» Work required: Identify all lines in the listing that include the word "Amount", and copy them out.

+ + +

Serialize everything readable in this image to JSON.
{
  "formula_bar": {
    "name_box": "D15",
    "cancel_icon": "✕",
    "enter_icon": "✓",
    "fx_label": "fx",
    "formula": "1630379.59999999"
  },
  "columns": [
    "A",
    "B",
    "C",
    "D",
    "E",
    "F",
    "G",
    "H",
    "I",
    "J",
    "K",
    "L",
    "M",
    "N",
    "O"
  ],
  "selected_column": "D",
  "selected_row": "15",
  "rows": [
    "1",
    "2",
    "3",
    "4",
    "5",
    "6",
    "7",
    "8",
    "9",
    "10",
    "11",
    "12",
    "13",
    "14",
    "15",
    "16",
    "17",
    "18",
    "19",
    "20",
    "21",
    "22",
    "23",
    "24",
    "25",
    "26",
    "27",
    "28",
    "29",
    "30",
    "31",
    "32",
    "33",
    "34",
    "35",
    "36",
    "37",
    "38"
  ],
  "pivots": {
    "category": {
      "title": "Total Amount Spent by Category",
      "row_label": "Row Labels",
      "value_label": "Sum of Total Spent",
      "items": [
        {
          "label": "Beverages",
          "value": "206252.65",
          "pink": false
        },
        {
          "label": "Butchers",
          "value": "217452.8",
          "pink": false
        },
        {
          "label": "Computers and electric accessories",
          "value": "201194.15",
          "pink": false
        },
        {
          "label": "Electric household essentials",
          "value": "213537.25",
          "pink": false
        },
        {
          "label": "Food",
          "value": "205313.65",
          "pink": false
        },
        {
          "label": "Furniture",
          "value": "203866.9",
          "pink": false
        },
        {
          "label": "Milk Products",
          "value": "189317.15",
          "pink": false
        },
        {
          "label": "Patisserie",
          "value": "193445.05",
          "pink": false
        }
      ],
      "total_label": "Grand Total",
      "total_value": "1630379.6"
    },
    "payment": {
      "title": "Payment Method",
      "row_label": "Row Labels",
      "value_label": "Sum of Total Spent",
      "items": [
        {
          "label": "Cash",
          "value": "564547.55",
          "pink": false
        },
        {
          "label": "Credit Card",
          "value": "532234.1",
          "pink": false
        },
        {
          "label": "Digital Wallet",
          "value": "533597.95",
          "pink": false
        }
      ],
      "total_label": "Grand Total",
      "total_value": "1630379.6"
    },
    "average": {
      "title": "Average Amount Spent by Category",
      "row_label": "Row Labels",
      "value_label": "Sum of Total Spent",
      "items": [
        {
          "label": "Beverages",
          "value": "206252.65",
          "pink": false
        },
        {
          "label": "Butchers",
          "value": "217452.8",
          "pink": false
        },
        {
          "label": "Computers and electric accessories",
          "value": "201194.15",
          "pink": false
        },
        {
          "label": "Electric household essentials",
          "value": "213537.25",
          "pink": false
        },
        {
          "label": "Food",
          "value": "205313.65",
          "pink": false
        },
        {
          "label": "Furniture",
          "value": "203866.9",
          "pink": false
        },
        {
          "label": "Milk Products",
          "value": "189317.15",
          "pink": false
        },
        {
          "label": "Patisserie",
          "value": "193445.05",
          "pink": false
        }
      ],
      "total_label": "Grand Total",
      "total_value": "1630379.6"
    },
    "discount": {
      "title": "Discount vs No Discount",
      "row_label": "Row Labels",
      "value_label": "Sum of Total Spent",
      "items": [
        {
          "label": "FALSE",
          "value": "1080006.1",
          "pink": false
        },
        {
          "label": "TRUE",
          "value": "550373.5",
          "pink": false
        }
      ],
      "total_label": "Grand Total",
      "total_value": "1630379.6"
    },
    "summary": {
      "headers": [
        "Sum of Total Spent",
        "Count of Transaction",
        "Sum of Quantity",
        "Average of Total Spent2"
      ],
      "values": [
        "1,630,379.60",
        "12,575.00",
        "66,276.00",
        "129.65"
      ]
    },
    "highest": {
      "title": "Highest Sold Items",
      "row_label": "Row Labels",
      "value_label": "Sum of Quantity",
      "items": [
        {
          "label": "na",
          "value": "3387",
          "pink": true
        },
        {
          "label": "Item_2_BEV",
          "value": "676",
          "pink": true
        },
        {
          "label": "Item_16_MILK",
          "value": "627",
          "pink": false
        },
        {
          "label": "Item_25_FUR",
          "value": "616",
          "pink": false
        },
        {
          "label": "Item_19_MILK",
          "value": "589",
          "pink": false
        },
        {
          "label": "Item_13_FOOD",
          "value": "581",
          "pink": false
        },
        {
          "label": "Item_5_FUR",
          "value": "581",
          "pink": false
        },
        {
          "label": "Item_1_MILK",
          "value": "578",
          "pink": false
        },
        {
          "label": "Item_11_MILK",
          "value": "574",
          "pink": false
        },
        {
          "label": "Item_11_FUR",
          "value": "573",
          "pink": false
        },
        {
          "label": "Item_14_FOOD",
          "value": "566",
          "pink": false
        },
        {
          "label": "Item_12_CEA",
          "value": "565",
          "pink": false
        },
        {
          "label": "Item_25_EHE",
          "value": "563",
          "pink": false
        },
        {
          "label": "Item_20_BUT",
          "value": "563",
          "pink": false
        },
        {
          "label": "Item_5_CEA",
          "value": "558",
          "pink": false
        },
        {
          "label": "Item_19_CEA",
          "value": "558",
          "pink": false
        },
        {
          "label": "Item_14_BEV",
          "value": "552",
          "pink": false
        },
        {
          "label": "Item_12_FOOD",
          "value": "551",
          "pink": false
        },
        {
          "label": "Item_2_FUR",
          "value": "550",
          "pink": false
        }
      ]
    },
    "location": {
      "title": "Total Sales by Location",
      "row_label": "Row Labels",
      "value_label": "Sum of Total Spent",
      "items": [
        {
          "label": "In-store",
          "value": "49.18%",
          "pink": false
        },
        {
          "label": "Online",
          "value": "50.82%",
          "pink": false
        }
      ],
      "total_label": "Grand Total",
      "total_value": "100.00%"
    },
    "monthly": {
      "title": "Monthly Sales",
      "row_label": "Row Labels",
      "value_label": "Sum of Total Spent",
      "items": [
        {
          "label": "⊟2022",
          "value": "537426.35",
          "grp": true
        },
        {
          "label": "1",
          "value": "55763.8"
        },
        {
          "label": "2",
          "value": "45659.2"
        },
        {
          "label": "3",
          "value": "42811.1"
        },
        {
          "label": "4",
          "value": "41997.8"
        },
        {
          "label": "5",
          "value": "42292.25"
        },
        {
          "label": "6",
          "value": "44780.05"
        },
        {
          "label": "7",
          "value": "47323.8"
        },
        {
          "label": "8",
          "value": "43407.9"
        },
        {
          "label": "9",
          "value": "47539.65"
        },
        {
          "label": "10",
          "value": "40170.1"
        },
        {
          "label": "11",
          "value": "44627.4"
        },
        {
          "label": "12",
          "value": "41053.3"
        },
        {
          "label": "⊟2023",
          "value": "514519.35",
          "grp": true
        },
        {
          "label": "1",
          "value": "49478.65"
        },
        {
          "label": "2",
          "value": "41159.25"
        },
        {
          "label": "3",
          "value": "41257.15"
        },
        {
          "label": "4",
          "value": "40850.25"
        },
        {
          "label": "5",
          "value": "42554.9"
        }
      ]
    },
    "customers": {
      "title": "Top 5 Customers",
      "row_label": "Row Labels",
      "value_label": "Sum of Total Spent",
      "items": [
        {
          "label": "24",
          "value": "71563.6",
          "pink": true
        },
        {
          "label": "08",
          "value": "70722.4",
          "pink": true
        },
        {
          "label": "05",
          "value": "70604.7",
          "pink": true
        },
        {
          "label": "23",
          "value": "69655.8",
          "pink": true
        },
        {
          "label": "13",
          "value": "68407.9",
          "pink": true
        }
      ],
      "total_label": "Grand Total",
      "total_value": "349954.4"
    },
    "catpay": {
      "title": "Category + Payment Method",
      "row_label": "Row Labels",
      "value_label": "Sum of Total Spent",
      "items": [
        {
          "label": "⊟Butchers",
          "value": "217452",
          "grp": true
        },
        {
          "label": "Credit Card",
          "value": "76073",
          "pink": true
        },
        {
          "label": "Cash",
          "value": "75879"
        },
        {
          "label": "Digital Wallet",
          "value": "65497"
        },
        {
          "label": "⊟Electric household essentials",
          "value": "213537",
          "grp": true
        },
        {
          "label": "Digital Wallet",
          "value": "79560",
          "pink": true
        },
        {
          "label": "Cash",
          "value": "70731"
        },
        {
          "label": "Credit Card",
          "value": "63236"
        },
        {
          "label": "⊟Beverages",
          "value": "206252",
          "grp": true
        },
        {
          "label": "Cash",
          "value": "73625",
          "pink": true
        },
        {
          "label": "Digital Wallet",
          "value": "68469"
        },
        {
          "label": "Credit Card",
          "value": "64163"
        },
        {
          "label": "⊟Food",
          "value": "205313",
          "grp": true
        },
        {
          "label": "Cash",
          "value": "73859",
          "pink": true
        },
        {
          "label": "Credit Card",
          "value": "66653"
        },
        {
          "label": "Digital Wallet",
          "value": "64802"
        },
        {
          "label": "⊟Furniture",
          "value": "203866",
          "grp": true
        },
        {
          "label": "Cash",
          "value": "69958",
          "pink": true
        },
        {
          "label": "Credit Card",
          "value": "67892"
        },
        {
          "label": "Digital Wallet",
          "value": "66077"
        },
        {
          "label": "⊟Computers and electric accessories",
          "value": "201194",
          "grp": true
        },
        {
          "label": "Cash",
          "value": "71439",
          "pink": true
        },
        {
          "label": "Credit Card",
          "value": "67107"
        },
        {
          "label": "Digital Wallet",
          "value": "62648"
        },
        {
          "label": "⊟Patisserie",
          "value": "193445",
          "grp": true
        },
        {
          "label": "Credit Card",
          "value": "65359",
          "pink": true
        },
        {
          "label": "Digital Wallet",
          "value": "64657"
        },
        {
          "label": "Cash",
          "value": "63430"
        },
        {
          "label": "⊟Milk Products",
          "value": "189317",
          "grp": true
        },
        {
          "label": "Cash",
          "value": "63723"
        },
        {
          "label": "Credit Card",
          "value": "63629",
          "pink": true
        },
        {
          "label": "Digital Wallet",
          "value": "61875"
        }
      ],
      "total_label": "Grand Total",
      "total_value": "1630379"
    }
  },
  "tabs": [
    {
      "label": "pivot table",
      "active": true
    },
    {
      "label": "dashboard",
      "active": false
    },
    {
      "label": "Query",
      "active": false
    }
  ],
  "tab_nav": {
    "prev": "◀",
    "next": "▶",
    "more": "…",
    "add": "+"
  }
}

+ + +

» Exercise result:
      "title": "Total Amount Spent by Category",
      "title": "Average Amount Spent by Category",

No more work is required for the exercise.